◆ Challenge: For the entries that follow, state how many lines include the word "back", giving the number and nothing else.

◆ Task inputs:
'''

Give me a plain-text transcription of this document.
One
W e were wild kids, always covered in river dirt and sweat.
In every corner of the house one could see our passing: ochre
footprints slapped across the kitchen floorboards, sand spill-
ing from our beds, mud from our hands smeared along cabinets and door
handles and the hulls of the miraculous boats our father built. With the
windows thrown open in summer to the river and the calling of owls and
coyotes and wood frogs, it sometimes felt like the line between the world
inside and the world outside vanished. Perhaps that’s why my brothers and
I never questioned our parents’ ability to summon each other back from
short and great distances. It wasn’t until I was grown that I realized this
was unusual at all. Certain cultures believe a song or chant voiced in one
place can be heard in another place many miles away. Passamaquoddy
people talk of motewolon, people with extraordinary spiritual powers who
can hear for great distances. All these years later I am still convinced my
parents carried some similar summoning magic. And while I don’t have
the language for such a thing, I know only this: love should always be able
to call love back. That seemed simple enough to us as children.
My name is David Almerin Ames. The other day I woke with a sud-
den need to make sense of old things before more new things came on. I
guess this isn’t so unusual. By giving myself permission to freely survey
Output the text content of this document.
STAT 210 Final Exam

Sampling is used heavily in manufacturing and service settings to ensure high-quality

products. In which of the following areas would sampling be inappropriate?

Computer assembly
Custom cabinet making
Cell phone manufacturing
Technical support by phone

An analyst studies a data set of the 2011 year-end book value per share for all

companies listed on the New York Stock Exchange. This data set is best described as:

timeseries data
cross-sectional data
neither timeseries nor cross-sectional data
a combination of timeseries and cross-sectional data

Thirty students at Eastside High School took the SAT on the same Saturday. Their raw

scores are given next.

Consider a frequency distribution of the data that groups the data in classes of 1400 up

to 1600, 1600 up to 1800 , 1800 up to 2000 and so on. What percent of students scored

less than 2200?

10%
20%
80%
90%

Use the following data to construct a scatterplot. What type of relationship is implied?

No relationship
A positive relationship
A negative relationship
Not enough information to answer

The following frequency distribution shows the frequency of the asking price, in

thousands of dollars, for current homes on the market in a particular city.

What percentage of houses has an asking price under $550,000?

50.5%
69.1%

'''

◆ Response to this task: 2